Starting at the first line of the entries and ending at the line that contains "add-archetype-dialog: Add Archetype", give those lines again with "chevron-updown-icon" swapped out for "chevron-icon" and everything else left as is.

== Extracted material

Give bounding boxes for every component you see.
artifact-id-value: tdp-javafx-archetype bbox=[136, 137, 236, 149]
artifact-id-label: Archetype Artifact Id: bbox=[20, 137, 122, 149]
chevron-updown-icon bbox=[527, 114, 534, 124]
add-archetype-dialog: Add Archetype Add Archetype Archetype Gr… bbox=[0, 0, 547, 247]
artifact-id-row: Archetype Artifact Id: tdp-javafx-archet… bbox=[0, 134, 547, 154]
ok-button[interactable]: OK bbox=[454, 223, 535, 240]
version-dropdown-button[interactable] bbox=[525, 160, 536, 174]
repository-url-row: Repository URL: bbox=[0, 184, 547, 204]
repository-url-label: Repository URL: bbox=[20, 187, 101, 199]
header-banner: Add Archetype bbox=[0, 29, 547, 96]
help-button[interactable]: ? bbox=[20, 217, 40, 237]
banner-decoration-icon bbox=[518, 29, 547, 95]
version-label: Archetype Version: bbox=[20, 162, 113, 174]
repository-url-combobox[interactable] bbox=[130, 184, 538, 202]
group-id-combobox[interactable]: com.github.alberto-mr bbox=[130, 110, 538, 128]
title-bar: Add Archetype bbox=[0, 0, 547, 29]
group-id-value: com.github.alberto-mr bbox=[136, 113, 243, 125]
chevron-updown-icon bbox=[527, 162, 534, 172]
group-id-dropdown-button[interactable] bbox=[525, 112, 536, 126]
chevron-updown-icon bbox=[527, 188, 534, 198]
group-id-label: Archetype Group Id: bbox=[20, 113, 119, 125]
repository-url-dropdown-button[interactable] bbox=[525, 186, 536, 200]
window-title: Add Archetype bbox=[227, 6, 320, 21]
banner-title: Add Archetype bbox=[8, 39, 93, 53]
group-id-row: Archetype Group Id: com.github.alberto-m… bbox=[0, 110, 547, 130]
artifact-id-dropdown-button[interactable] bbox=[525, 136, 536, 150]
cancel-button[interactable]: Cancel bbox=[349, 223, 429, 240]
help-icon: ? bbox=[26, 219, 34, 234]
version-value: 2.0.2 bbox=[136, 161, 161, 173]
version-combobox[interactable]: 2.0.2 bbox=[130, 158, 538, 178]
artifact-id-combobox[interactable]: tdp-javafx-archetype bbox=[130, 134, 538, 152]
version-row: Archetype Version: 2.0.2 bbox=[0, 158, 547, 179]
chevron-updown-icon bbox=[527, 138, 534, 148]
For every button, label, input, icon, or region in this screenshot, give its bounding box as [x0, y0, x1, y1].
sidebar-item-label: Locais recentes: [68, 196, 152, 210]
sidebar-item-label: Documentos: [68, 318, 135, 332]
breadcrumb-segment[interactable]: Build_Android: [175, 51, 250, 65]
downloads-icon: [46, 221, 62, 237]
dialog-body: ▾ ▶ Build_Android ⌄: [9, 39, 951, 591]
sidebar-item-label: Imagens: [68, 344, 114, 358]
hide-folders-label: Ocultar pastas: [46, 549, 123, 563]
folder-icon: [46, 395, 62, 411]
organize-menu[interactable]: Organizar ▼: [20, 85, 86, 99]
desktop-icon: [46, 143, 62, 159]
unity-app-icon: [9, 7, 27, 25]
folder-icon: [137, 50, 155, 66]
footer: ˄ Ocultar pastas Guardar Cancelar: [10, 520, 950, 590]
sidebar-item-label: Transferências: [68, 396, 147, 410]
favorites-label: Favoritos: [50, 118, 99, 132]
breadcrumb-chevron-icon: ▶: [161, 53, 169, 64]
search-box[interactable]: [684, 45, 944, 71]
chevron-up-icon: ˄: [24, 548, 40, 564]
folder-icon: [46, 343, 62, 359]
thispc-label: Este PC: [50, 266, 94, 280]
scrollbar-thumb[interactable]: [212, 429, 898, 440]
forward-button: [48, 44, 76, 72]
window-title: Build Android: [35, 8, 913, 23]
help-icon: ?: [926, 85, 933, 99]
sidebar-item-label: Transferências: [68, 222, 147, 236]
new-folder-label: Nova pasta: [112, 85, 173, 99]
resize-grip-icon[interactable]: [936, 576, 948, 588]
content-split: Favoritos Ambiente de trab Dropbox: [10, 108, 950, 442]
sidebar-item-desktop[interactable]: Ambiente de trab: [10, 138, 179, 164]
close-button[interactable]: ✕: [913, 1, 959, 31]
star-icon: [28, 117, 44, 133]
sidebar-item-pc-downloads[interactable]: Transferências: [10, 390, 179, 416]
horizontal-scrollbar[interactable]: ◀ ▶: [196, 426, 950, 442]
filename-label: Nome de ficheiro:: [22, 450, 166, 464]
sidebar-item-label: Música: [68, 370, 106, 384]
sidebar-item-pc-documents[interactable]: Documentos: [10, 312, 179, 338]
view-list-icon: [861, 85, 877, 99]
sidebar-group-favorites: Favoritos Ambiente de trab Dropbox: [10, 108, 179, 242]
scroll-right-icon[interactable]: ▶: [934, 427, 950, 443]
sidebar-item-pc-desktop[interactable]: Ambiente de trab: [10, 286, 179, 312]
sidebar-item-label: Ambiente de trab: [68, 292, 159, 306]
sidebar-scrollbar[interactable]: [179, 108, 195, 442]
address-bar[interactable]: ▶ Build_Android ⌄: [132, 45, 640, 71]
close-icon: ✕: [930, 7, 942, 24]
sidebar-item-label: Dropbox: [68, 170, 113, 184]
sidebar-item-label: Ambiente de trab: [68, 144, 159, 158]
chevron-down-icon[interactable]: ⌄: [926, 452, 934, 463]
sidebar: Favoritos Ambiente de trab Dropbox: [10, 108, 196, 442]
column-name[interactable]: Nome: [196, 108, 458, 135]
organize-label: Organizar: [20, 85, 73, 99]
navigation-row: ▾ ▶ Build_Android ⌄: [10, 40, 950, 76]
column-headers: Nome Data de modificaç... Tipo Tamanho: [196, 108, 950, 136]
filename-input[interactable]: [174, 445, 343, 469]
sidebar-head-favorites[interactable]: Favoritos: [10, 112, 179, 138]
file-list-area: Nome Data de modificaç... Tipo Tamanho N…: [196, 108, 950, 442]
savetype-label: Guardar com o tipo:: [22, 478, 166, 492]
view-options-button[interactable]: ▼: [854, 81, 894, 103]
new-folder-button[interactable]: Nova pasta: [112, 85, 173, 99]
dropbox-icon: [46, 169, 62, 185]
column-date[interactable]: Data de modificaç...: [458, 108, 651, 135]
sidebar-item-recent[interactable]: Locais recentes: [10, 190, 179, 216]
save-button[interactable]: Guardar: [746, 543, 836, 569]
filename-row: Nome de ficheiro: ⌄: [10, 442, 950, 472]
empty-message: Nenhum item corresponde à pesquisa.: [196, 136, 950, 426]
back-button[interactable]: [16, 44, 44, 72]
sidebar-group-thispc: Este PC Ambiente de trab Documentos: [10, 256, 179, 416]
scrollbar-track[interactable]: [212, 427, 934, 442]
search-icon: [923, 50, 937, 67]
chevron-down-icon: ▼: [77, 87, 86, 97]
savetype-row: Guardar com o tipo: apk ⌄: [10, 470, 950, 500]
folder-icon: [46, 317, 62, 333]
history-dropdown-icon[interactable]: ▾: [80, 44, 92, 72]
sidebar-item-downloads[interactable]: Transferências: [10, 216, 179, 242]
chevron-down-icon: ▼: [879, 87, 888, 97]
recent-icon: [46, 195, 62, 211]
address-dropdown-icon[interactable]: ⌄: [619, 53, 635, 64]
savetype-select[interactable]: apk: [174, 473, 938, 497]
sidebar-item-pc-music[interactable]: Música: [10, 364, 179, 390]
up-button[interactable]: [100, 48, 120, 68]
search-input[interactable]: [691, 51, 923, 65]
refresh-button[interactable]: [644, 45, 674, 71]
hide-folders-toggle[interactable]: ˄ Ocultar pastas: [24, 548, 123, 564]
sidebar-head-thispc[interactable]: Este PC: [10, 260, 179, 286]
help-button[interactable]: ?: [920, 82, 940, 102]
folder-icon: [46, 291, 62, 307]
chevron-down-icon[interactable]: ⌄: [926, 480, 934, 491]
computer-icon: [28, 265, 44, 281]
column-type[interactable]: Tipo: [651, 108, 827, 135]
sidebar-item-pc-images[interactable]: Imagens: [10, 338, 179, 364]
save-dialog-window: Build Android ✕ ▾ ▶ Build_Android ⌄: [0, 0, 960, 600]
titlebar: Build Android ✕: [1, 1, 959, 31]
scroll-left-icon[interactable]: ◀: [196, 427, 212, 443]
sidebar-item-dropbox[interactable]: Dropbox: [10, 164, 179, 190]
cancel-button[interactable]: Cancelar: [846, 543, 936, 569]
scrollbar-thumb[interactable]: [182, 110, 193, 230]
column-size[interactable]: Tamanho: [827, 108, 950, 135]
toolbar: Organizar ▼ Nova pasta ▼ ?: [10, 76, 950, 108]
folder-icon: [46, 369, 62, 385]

====

#### Answer to this exercise:
Give bounding boxes for every component you see.
artifact-id-value: tdp-javafx-archetype bbox=[136, 137, 236, 149]
artifact-id-label: Archetype Artifact Id: bbox=[20, 137, 122, 149]
chevron-icon bbox=[527, 114, 534, 124]
add-archetype-dialog: Add Archetype Add Archetype Archetype Gr… bbox=[0, 0, 547, 247]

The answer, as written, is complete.